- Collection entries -
------------------------------------

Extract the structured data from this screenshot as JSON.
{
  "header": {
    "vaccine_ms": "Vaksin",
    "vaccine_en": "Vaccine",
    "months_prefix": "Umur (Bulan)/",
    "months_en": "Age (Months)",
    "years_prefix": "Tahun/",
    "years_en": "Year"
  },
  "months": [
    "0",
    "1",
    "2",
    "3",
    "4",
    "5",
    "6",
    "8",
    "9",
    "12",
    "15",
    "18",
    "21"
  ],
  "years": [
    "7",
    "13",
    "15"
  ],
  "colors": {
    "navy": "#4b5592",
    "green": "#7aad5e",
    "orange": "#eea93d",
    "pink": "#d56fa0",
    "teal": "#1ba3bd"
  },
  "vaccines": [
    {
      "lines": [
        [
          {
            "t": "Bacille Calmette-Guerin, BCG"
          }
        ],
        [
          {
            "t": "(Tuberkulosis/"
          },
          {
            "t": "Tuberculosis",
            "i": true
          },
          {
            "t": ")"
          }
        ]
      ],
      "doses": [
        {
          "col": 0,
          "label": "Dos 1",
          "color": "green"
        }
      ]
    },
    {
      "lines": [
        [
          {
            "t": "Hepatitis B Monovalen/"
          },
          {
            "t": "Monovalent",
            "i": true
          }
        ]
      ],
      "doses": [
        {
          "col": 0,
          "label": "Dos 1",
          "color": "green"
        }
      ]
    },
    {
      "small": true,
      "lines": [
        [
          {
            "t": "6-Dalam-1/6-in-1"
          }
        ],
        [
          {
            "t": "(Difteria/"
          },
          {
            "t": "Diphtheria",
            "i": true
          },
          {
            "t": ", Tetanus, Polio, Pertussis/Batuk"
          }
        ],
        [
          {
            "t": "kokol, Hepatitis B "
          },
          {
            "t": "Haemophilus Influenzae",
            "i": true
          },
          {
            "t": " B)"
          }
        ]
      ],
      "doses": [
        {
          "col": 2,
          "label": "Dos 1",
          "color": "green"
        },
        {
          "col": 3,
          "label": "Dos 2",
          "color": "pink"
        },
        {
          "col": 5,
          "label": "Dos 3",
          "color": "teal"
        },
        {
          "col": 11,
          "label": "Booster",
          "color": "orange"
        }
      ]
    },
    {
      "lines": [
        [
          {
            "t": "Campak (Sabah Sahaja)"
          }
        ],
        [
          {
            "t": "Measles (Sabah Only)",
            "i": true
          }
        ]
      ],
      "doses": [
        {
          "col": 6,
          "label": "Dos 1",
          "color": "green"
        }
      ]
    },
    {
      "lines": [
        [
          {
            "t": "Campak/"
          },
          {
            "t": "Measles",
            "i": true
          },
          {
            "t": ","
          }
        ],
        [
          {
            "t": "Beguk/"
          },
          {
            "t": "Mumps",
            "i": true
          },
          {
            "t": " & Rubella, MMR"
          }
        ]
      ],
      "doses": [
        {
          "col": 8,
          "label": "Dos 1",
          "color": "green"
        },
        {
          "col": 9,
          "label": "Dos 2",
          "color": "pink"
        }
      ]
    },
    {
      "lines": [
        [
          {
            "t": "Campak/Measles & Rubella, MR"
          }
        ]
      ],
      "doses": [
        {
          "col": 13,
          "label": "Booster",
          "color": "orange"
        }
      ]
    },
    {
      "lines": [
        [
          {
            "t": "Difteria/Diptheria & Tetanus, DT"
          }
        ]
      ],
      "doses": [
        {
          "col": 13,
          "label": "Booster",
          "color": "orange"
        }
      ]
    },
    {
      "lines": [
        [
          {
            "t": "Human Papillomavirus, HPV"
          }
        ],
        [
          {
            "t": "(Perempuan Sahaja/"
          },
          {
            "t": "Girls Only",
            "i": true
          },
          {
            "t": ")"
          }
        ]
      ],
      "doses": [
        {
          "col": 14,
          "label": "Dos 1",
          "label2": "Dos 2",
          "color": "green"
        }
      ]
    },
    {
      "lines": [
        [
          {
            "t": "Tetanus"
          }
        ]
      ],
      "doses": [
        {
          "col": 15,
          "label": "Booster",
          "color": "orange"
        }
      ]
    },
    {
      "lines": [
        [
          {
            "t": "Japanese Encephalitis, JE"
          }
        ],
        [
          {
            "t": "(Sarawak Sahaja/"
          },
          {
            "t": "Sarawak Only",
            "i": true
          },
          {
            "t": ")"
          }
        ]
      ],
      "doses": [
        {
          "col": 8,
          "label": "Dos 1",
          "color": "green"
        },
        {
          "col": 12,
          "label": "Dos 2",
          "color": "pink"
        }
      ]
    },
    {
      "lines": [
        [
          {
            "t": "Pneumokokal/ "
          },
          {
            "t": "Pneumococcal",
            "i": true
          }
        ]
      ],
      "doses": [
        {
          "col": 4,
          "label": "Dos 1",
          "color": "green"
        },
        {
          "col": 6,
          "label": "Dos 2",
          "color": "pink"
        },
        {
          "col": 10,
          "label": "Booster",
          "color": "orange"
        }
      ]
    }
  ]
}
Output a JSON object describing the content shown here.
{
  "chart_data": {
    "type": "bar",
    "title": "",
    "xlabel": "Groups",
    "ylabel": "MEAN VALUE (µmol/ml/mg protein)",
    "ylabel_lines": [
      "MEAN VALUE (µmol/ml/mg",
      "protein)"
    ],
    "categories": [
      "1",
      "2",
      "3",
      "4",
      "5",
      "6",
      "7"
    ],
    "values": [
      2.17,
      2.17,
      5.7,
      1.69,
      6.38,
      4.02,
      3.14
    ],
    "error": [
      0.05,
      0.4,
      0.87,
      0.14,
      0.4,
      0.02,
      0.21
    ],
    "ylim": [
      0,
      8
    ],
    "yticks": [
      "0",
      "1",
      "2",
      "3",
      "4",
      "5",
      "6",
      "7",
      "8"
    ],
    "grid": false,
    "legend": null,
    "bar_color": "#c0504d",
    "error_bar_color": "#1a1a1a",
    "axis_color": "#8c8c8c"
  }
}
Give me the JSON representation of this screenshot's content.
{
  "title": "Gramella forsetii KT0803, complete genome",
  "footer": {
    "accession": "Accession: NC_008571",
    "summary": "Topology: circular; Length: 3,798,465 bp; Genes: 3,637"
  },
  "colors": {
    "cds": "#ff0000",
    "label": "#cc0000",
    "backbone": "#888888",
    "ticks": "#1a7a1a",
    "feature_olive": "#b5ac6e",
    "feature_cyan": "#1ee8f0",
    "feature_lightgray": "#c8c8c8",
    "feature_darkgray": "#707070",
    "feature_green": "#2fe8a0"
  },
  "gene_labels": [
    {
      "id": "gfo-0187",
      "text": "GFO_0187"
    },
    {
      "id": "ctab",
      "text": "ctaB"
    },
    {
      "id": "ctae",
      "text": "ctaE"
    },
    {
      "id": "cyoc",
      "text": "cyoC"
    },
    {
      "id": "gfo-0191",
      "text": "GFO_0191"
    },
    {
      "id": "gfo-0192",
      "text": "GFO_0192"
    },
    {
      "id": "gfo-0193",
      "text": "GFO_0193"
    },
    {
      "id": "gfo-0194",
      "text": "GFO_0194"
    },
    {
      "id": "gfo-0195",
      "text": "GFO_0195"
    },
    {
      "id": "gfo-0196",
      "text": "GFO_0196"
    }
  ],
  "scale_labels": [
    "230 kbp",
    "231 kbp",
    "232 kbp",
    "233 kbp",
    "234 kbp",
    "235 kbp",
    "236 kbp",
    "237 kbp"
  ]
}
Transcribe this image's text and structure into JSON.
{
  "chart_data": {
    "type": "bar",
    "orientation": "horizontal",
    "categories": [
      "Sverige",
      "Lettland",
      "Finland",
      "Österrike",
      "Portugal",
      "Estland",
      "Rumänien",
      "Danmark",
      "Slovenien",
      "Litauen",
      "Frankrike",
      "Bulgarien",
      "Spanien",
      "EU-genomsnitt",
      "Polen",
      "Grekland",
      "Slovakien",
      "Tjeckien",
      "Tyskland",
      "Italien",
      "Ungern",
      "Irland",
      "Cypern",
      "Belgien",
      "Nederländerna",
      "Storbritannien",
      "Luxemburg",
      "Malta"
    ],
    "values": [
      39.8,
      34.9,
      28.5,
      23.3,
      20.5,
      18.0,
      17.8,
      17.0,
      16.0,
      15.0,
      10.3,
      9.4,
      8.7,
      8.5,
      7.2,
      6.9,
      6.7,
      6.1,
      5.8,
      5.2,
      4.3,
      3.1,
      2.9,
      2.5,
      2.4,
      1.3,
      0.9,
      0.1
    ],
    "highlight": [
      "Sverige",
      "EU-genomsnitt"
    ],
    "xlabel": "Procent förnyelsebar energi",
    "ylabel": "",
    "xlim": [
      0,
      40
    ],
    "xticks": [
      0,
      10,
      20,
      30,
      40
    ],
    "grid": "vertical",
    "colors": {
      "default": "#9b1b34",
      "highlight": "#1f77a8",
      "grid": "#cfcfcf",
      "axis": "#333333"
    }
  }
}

------------------------------------

Set down each line from the line containing "Transcribe this image's" through the final line of the data, exactly and with nothing added.

Transcribe this image's text and structure into JSON.
{
  "chart_data": {
    "type": "bar",
    "orientation": "horizontal",
    "categories": [
      "Sverige",
      "Lettland",
      "Finland",
      "Österrike",
      "Portugal",
      "Estland",
      "Rumänien",
      "Danmark",
      "Slovenien",
      "Litauen",
      "Frankrike",
      "Bulgarien",
      "Spanien",
      "EU-genomsnitt",
      "Polen",
      "Grekland",
      "Slovakien",
      "Tjeckien",
      "Tyskland",
      "Italien",
      "Ungern",
      "Irland",
      "Cypern",
      "Belgien",
      "Nederländerna",
      "Storbritannien",
      "Luxemburg",
      "Malta"
    ],
    "values": [
      39.8,
      34.9,
      28.5,
      23.3,
      20.5,
      18.0,
      17.8,
      17.0,
      16.0,
      15.0,
      10.3,
      9.4,
      8.7,
      8.5,
      7.2,
      6.9,
      6.7,
      6.1,
      5.8,
      5.2,
      4.3,
      3.1,
      2.9,
      2.5,
      2.4,
      1.3,
      0.9,
      0.1
    ],
    "highlight": [
      "Sverige",
      "EU-genomsnitt"
    ],
    "xlabel": "Procent förnyelsebar energi",
    "ylabel": "",
    "xlim": [
      0,
      40
    ],
    "xticks": [
      0,
      10,
      20,
      30,
      40
    ],
    "grid": "vertical",
    "colors": {
      "default": "#9b1b34",
      "highlight": "#1f77a8",
      "grid": "#cfcfcf",
      "axis": "#333333"
    }
  }
}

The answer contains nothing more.